◆ INFORMATION GIVEN ◆
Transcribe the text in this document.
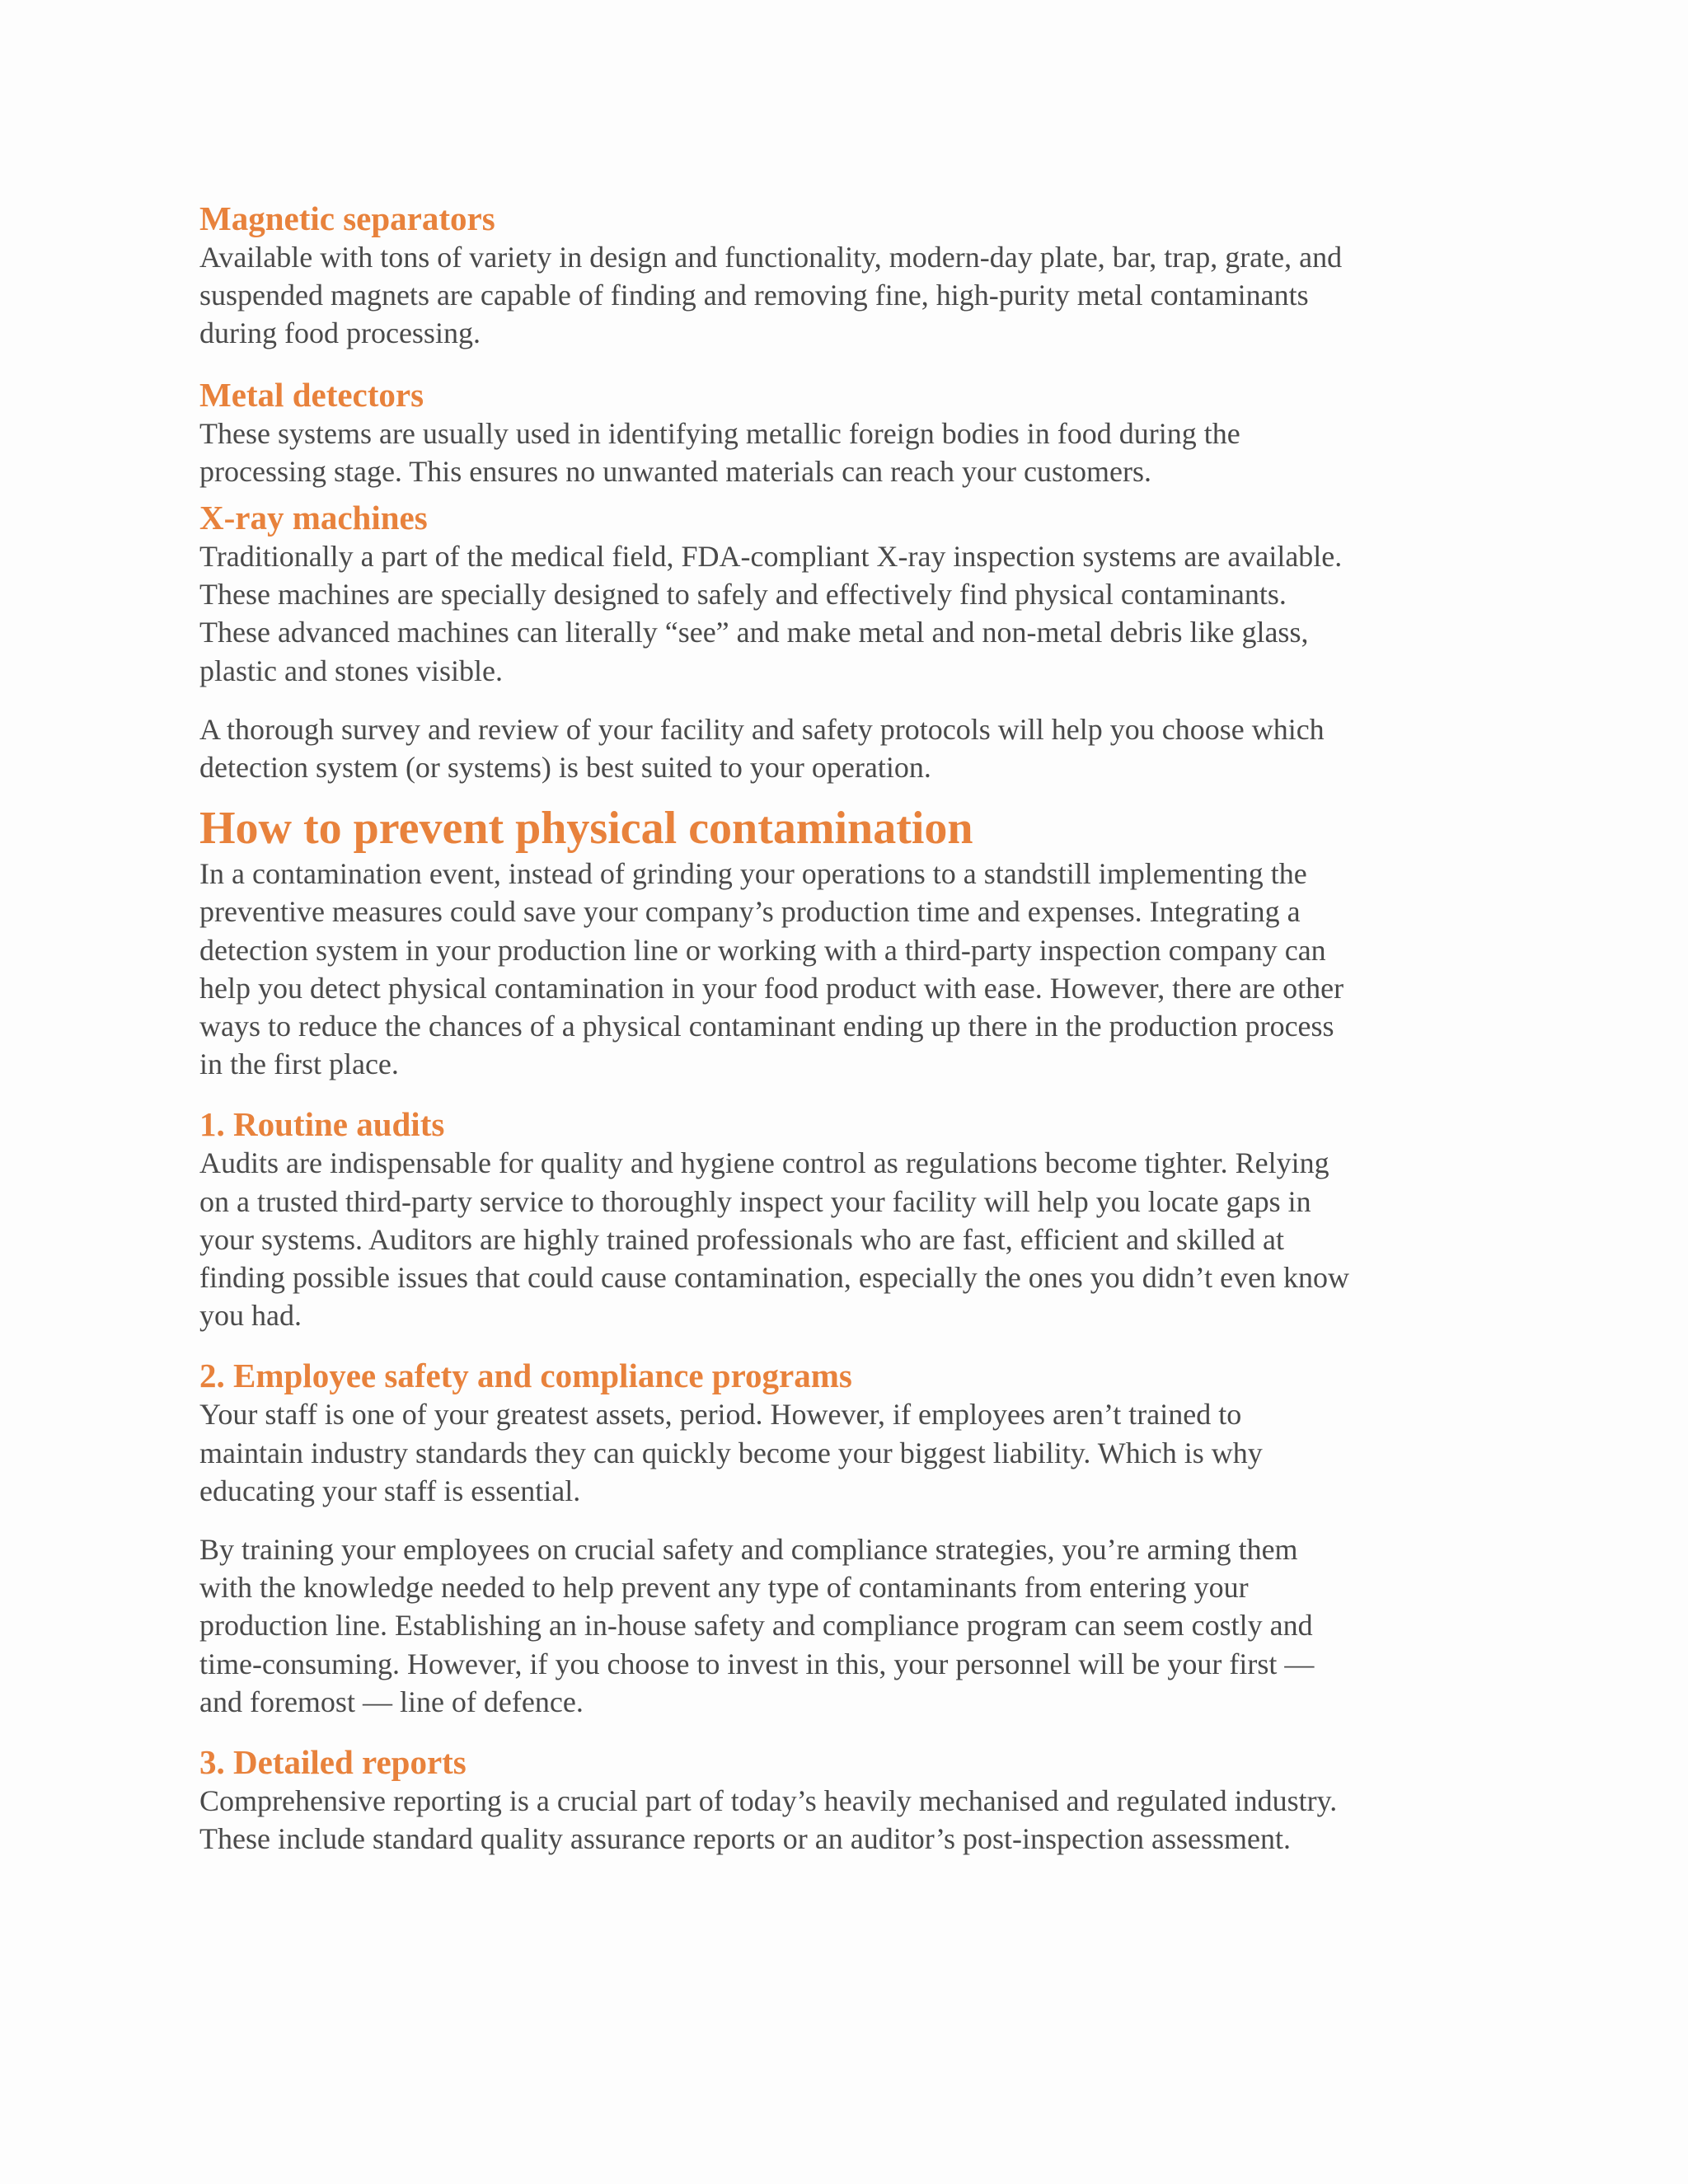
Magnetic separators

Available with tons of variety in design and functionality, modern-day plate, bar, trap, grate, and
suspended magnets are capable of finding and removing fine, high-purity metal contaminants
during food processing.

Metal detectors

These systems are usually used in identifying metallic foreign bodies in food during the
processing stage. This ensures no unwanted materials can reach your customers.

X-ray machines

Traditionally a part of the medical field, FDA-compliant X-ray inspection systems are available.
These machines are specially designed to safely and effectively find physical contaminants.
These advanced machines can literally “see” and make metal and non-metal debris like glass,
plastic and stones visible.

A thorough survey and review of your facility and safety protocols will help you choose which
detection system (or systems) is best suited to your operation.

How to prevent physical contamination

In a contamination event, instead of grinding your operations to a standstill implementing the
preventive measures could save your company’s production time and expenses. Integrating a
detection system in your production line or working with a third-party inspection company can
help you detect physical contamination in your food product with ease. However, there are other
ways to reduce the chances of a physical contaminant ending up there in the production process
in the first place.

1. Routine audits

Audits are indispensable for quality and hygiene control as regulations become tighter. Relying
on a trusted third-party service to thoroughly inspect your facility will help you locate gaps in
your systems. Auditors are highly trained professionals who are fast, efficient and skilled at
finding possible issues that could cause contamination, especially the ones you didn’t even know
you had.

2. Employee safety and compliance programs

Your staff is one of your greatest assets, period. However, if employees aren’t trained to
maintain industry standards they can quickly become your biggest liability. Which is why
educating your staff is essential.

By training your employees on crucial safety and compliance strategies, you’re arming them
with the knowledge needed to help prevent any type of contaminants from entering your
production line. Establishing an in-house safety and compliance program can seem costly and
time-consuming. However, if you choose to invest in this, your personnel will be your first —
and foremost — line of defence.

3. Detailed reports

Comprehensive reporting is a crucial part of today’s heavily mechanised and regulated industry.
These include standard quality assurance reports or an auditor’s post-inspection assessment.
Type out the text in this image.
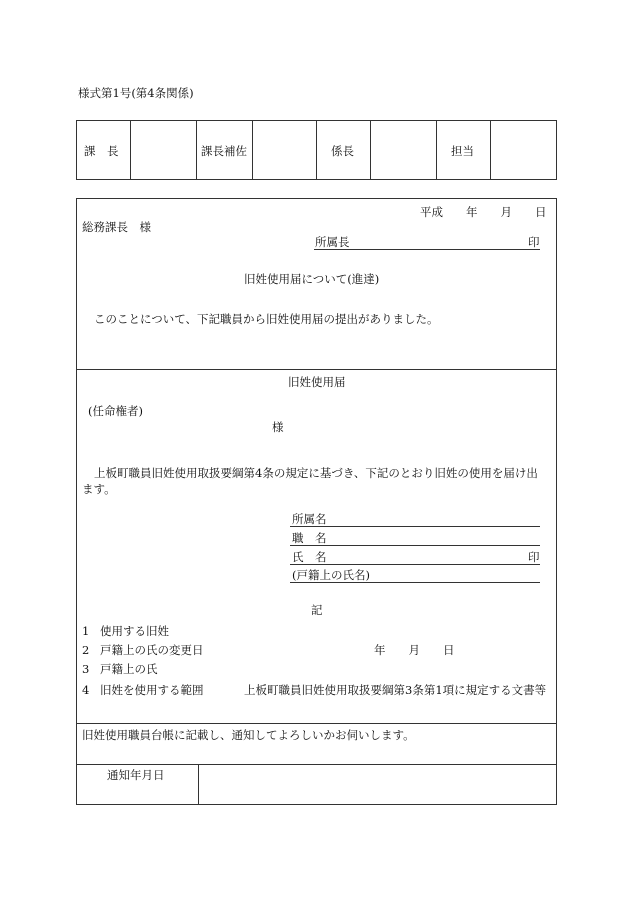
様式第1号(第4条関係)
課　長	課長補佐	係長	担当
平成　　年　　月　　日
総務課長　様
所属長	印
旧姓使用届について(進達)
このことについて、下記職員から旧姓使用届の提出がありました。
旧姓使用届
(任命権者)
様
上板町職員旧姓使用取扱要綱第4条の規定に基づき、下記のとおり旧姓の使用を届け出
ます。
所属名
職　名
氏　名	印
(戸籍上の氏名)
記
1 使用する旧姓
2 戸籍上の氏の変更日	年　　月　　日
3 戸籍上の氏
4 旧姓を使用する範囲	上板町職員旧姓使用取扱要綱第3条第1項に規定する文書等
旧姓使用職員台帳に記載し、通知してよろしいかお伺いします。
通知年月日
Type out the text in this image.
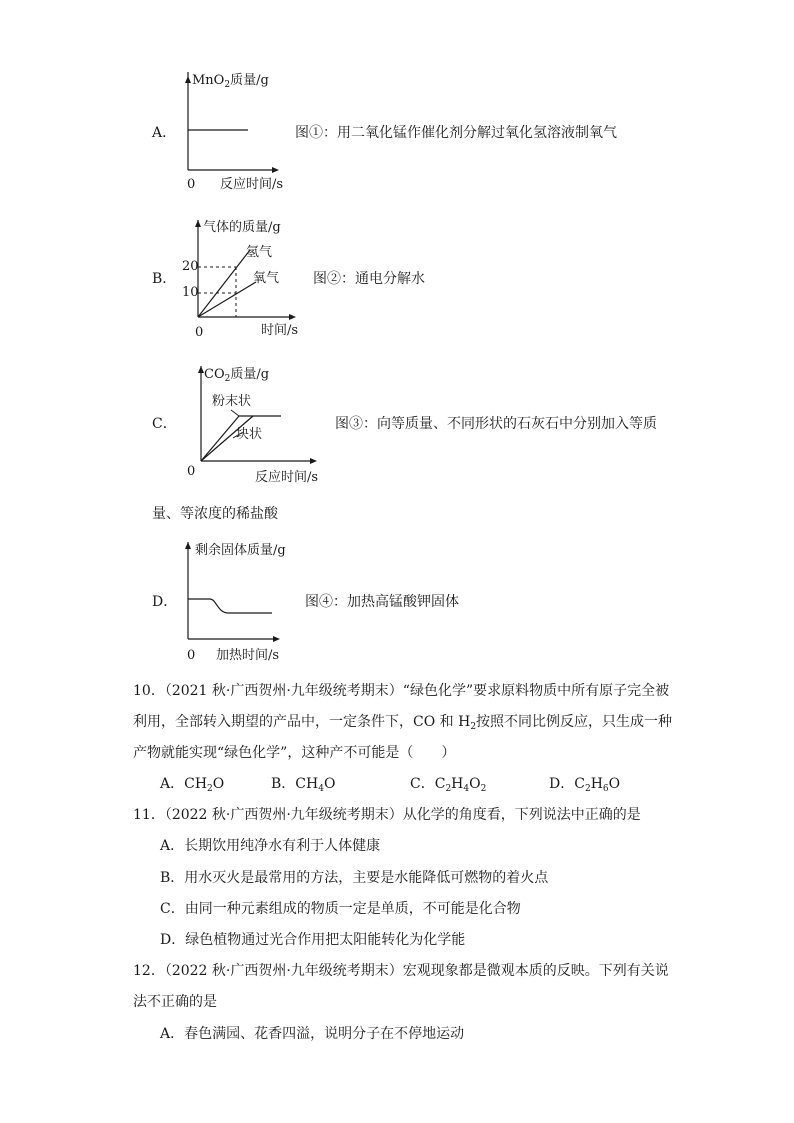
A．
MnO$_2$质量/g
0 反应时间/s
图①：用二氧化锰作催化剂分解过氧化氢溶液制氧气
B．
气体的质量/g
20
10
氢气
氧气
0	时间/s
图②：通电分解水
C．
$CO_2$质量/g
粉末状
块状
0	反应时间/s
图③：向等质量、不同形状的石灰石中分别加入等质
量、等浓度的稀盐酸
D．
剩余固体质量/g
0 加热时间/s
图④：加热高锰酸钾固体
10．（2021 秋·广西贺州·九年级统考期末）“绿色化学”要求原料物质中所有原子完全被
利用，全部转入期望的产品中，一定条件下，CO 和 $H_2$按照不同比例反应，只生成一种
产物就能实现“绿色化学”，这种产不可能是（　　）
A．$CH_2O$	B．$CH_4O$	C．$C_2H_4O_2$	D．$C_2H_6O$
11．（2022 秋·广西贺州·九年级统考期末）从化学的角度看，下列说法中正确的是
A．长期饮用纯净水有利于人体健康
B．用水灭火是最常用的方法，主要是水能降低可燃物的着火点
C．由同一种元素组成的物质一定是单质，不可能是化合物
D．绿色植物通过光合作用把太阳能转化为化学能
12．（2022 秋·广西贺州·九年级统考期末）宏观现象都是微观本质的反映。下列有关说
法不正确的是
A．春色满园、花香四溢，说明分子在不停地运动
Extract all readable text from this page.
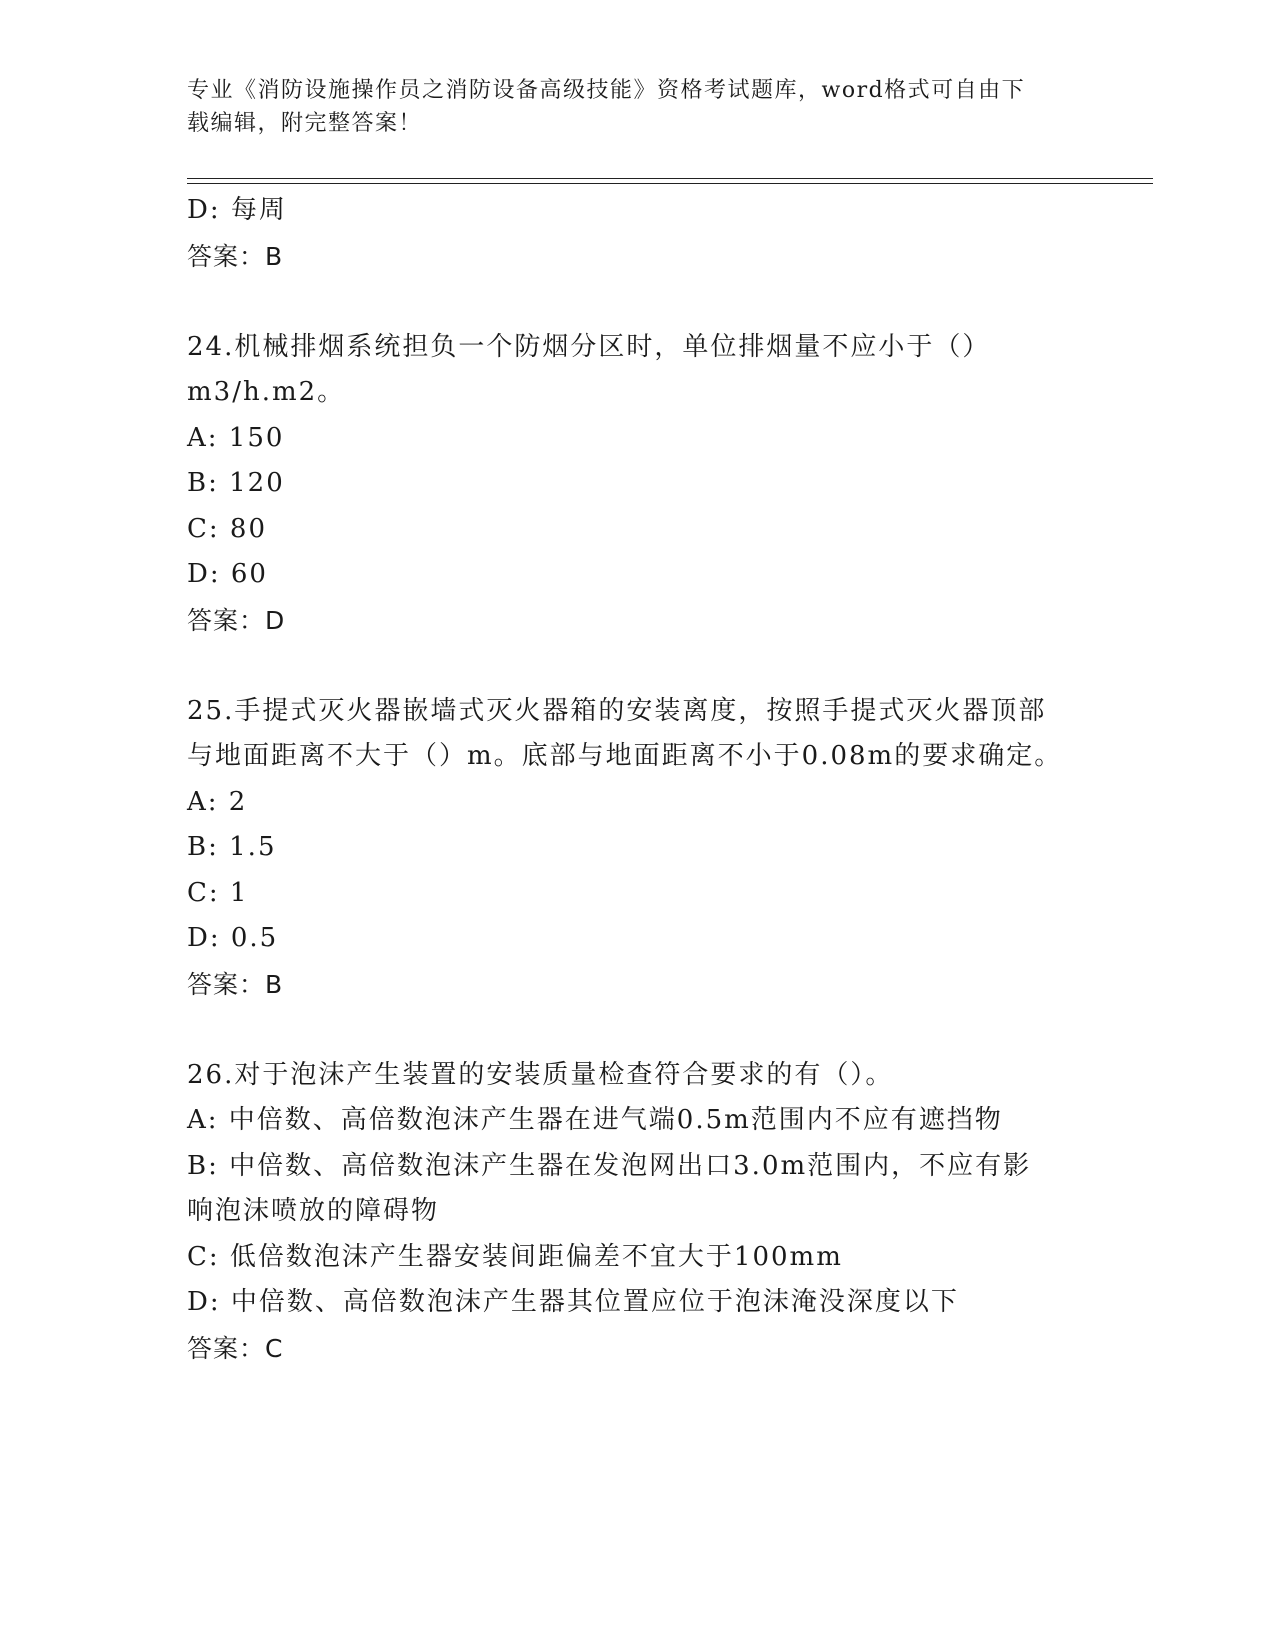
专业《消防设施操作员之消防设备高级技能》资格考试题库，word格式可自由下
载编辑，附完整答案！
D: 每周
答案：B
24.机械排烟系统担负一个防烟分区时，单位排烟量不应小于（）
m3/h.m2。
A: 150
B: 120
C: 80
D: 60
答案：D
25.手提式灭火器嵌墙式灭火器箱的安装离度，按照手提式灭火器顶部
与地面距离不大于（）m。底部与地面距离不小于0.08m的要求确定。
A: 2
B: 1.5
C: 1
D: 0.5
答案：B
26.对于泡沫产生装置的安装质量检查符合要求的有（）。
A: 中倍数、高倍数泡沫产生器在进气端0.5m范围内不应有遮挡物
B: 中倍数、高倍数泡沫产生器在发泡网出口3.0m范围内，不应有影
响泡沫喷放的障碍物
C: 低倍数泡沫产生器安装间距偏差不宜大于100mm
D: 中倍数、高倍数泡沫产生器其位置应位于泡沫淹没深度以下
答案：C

◆ YOUR OBJECTIVE ◆
Leave out the pictures and give the rest of the records again exactly.

◆ ANSWER TO THE PROBLEM ◆
Transcribe the text in this document.
Magnetic separators

Available with tons of variety in design and functionality, modern-day plate, bar, trap, grate, and
suspended magnets are capable of finding and removing fine, high-purity metal contaminants
during food processing.

Metal detectors

These systems are usually used in identifying metallic foreign bodies in food during the
processing stage. This ensures no unwanted materials can reach your customers.

X-ray machines

Traditionally a part of the medical field, FDA-compliant X-ray inspection systems are available.
These machines are specially designed to safely and effectively find physical contaminants.
These advanced machines can literally “see” and make metal and non-metal debris like glass,
plastic and stones visible.

A thorough survey and review of your facility and safety protocols will help you choose which
detection system (or systems) is best suited to your operation.

How to prevent physical contamination

In a contamination event, instead of grinding your operations to a standstill implementing the
preventive measures could save your company’s production time and expenses. Integrating a
detection system in your production line or working with a third-party inspection company can
help you detect physical contamination in your food product with ease. However, there are other
ways to reduce the chances of a physical contaminant ending up there in the production process
in the first place.

1. Routine audits

Audits are indispensable for quality and hygiene control as regulations become tighter. Relying
on a trusted third-party service to thoroughly inspect your facility will help you locate gaps in
your systems. Auditors are highly trained professionals who are fast, efficient and skilled at
finding possible issues that could cause contamination, especially the ones you didn’t even know
you had.

2. Employee safety and compliance programs

Your staff is one of your greatest assets, period. However, if employees aren’t trained to
maintain industry standards they can quickly become your biggest liability. Which is why
educating your staff is essential.

By training your employees on crucial safety and compliance strategies, you’re arming them
with the knowledge needed to help prevent any type of contaminants from entering your
production line. Establishing an in-house safety and compliance program can seem costly and
time-consuming. However, if you choose to invest in this, your personnel will be your first —
and foremost — line of defence.

3. Detailed reports

Comprehensive reporting is a crucial part of today’s heavily mechanised and regulated industry.
These include standard quality assurance reports or an auditor’s post-inspection assessment.
Type out the text in this image.
様式第1号(第4条関係)
課　長	課長補佐	係長	担当
平成　　年　　月　　日
総務課長　様
所属長	印
旧姓使用届について(進達)
このことについて、下記職員から旧姓使用届の提出がありました。
旧姓使用届
(任命権者)
様
上板町職員旧姓使用取扱要綱第4条の規定に基づき、下記のとおり旧姓の使用を届け出
ます。
所属名
職　名
氏　名	印
(戸籍上の氏名)
記
1 使用する旧姓
2 戸籍上の氏の変更日	年　　月　　日
3 戸籍上の氏
4 旧姓を使用する範囲	上板町職員旧姓使用取扱要綱第3条第1項に規定する文書等
旧姓使用職員台帳に記載し、通知してよろしいかお伺いします。
通知年月日
Type out the text in this image.
A．
MnO$_2$质量/g
0 反应时间/s
图①：用二氧化锰作催化剂分解过氧化氢溶液制氧气
B．
气体的质量/g
20
10
氢气
氧气
0	时间/s
图②：通电分解水
C．
$CO_2$质量/g
粉末状
块状
0	反应时间/s
图③：向等质量、不同形状的石灰石中分别加入等质
量、等浓度的稀盐酸
D．
剩余固体质量/g
0 加热时间/s
图④：加热高锰酸钾固体
10．（2021 秋·广西贺州·九年级统考期末）“绿色化学”要求原料物质中所有原子完全被
利用，全部转入期望的产品中，一定条件下，CO 和 $H_2$按照不同比例反应，只生成一种
产物就能实现“绿色化学”，这种产不可能是（　　）
A．$CH_2O$	B．$CH_4O$	C．$C_2H_4O_2$	D．$C_2H_6O$
11．（2022 秋·广西贺州·九年级统考期末）从化学的角度看，下列说法中正确的是
A．长期饮用纯净水有利于人体健康
B．用水灭火是最常用的方法，主要是水能降低可燃物的着火点
C．由同一种元素组成的物质一定是单质，不可能是化合物
D．绿色植物通过光合作用把太阳能转化为化学能
12．（2022 秋·广西贺州·九年级统考期末）宏观现象都是微观本质的反映。下列有关说
法不正确的是
A．春色满园、花香四溢，说明分子在不停地运动
Extract all readable text from this page.
专业《消防设施操作员之消防设备高级技能》资格考试题库，word格式可自由下
载编辑，附完整答案！
D: 每周
答案：B
24.机械排烟系统担负一个防烟分区时，单位排烟量不应小于（）
m3/h.m2。
A: 150
B: 120
C: 80
D: 60
答案：D
25.手提式灭火器嵌墙式灭火器箱的安装离度，按照手提式灭火器顶部
与地面距离不大于（）m。底部与地面距离不小于0.08m的要求确定。
A: 2
B: 1.5
C: 1
D: 0.5
答案：B
26.对于泡沫产生装置的安装质量检查符合要求的有（）。
A: 中倍数、高倍数泡沫产生器在进气端0.5m范围内不应有遮挡物
B: 中倍数、高倍数泡沫产生器在发泡网出口3.0m范围内，不应有影
响泡沫喷放的障碍物
C: 低倍数泡沫产生器安装间距偏差不宜大于100mm
D: 中倍数、高倍数泡沫产生器其位置应位于泡沫淹没深度以下
答案：C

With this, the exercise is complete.